==== EXTRACTED ENTRIES

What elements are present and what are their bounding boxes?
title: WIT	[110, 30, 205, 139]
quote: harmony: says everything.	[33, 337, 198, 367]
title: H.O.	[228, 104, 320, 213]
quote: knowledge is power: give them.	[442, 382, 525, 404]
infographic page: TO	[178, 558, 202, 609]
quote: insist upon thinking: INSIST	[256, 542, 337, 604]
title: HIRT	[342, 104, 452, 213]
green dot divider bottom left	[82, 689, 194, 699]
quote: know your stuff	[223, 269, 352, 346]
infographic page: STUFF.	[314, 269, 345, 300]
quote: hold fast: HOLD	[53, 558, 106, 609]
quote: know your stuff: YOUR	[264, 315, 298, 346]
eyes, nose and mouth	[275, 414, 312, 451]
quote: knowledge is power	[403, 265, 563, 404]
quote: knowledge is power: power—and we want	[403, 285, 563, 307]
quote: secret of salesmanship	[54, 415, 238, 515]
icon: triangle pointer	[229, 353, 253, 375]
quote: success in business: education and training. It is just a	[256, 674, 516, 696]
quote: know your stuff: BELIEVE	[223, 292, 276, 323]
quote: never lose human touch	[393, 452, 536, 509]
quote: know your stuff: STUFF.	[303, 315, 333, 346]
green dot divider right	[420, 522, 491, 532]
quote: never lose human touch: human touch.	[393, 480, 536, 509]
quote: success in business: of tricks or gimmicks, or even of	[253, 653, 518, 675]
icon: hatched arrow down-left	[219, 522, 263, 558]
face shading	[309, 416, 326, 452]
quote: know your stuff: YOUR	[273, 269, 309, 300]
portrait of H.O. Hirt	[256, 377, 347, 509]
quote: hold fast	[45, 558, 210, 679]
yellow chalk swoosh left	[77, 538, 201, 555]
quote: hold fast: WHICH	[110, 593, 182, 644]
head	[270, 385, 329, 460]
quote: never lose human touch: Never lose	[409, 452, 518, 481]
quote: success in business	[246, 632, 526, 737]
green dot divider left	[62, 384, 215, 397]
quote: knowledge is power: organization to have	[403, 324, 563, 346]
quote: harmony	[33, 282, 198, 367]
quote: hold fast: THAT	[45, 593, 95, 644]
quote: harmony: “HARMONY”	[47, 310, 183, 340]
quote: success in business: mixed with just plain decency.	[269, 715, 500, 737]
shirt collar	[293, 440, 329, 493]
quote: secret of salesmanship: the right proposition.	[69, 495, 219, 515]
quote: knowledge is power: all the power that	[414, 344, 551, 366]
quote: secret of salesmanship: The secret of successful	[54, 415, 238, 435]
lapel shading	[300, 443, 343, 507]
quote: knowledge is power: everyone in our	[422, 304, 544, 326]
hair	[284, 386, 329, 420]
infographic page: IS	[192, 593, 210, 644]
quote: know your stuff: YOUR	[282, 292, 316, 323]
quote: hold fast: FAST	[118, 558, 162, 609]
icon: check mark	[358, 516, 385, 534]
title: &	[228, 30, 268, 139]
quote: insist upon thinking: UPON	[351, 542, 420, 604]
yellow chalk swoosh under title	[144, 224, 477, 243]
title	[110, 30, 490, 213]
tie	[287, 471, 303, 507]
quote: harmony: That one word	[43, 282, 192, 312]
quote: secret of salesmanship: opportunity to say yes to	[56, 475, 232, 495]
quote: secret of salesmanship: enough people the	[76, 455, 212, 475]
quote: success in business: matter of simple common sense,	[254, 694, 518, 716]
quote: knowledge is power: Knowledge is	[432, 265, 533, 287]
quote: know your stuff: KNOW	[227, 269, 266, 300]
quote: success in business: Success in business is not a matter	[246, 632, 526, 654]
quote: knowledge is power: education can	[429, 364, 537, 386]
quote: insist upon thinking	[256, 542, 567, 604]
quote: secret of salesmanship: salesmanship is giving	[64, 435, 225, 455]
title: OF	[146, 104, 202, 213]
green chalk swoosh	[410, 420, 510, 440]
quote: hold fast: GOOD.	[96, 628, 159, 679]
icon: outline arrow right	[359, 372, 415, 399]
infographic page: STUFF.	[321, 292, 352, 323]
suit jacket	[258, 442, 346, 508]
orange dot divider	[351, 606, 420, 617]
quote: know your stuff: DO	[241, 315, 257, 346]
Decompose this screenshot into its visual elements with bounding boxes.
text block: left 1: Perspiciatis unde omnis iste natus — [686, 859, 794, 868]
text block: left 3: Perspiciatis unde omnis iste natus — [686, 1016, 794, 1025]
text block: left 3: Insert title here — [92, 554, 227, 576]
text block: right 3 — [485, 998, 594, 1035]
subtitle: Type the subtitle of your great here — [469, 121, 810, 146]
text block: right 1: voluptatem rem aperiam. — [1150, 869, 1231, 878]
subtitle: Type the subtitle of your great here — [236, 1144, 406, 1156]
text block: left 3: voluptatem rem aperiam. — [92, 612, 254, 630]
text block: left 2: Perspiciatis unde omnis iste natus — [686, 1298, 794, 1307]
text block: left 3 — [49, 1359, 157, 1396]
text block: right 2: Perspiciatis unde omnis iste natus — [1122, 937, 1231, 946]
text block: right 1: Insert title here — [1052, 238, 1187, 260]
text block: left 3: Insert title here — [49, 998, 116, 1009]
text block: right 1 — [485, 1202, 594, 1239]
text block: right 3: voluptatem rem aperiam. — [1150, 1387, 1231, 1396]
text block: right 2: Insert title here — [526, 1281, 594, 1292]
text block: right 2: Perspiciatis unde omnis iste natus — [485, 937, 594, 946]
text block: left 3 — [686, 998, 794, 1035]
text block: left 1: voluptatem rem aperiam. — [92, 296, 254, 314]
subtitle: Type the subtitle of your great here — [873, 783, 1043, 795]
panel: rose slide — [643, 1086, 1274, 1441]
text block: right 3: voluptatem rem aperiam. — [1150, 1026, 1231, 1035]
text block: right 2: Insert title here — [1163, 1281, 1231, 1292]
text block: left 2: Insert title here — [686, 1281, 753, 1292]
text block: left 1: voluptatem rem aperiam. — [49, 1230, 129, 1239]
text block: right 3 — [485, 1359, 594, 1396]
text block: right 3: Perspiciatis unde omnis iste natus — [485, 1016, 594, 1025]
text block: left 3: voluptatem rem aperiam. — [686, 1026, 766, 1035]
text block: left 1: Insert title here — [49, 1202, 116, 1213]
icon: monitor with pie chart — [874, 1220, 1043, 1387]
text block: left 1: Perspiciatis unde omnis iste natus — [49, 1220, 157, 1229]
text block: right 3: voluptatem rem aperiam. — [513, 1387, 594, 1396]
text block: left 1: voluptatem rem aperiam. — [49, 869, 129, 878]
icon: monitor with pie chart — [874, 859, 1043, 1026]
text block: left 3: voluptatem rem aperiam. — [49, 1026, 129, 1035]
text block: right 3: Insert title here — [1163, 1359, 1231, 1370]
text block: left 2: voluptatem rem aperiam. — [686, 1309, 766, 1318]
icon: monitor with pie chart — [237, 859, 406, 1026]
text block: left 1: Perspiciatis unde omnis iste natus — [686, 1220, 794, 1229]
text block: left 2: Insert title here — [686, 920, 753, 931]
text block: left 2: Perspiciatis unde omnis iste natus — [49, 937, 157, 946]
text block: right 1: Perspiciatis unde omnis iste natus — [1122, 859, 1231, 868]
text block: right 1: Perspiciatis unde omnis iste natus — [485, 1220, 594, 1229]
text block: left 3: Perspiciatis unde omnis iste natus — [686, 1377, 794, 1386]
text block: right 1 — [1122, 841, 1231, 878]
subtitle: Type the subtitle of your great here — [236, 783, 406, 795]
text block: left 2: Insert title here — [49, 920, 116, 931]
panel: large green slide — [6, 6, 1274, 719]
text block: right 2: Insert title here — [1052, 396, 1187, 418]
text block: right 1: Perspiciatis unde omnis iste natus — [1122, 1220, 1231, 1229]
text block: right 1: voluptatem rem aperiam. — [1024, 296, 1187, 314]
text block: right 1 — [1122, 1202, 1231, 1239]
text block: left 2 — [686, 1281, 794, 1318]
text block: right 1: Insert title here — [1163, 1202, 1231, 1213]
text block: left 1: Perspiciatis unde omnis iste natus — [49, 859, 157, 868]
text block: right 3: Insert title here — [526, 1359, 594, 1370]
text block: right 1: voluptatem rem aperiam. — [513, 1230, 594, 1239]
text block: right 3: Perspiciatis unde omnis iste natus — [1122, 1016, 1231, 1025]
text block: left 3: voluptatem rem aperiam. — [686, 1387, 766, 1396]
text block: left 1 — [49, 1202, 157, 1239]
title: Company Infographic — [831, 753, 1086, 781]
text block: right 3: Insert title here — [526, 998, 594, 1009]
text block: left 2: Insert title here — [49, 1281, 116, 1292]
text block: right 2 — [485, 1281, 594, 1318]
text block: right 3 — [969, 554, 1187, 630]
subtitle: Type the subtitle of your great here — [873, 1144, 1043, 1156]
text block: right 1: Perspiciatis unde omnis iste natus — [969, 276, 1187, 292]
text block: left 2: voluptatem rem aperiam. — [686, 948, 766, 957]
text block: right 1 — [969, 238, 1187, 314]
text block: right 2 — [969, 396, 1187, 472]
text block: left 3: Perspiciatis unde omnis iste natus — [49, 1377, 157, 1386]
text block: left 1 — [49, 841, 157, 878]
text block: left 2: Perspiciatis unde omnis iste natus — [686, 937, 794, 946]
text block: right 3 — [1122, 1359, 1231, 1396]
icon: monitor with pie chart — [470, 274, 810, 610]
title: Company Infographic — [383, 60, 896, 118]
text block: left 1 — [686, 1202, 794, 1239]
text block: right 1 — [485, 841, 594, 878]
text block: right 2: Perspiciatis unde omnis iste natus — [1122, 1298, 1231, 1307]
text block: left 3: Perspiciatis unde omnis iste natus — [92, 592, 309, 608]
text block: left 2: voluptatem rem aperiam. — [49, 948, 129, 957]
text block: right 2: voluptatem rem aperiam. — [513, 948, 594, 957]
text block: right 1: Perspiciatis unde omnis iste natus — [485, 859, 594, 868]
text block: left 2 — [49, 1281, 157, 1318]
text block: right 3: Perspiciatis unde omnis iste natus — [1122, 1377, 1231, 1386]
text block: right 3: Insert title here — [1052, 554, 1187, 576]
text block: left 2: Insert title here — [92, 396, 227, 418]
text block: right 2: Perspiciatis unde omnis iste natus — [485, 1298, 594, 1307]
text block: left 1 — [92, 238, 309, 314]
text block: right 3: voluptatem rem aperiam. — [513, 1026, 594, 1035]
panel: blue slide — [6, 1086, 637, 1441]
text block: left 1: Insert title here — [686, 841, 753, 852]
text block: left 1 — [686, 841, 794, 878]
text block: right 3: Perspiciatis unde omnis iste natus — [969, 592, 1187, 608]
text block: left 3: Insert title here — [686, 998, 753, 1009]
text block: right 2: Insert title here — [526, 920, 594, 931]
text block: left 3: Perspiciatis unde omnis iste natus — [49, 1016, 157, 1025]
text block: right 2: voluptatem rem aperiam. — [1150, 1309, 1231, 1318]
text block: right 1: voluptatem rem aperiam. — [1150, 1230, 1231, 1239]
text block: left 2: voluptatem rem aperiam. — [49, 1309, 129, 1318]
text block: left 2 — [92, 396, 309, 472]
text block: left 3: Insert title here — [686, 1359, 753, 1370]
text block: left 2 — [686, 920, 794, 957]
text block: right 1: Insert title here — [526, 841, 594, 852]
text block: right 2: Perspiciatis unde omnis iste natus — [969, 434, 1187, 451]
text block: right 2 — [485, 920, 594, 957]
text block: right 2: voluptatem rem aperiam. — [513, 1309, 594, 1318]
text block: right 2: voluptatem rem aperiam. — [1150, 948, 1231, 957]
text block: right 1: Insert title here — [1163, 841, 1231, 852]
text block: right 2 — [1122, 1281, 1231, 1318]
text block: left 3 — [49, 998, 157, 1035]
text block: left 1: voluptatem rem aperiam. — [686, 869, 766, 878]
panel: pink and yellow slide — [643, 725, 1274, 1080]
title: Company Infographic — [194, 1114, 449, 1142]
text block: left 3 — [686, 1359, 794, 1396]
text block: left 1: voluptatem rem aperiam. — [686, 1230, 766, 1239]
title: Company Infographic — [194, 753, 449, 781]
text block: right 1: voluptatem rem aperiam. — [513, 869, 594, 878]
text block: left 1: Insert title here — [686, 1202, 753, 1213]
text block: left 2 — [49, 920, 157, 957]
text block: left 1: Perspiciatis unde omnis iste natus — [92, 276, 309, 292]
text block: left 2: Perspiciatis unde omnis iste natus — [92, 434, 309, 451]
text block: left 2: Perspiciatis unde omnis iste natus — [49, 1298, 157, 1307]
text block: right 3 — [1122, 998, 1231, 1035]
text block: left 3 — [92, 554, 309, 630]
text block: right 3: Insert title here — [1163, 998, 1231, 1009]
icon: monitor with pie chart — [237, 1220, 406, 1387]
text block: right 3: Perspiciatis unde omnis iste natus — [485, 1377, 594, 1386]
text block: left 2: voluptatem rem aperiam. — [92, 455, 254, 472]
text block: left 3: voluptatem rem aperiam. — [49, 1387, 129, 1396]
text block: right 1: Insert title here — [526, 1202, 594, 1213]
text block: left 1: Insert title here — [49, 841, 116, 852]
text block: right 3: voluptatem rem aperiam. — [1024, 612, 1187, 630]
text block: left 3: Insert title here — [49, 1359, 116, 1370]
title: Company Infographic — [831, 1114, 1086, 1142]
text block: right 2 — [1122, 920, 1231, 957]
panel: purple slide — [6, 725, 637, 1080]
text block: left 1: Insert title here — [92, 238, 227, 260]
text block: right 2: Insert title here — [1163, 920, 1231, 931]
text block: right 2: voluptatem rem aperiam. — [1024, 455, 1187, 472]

========

Copy out the records from their very first line through the line containing "portrait of H.O.", keeping both ends and changing nothing.

What elements are present and what are their bounding boxes?
title: WIT	[110, 30, 205, 139]
quote: harmony: says everything.	[33, 337, 198, 367]
title: H.O.	[228, 104, 320, 213]
quote: knowledge is power: give them.	[442, 382, 525, 404]
infographic page: TO	[178, 558, 202, 609]
quote: insist upon thinking: INSIST	[256, 542, 337, 604]
title: HIRT	[342, 104, 452, 213]
green dot divider bottom left	[82, 689, 194, 699]
quote: know your stuff	[223, 269, 352, 346]
infographic page: STUFF.	[314, 269, 345, 300]
quote: hold fast: HOLD	[53, 558, 106, 609]
quote: know your stuff: YOUR	[264, 315, 298, 346]
eyes, nose and mouth	[275, 414, 312, 451]
quote: knowledge is power	[403, 265, 563, 404]
quote: knowledge is power: power—and we want	[403, 285, 563, 307]
quote: secret of salesmanship	[54, 415, 238, 515]
icon: triangle pointer	[229, 353, 253, 375]
quote: success in business: education and training. It is just a	[256, 674, 516, 696]
quote: know your stuff: BELIEVE	[223, 292, 276, 323]
quote: never lose human touch	[393, 452, 536, 509]
quote: know your stuff: STUFF.	[303, 315, 333, 346]
green dot divider right	[420, 522, 491, 532]
quote: never lose human touch: human touch.	[393, 480, 536, 509]
quote: success in business: of tricks or gimmicks, or even of	[253, 653, 518, 675]
icon: hatched arrow down-left	[219, 522, 263, 558]
face shading	[309, 416, 326, 452]
quote: know your stuff: YOUR	[273, 269, 309, 300]
portrait of H.O. Hirt	[256, 377, 347, 509]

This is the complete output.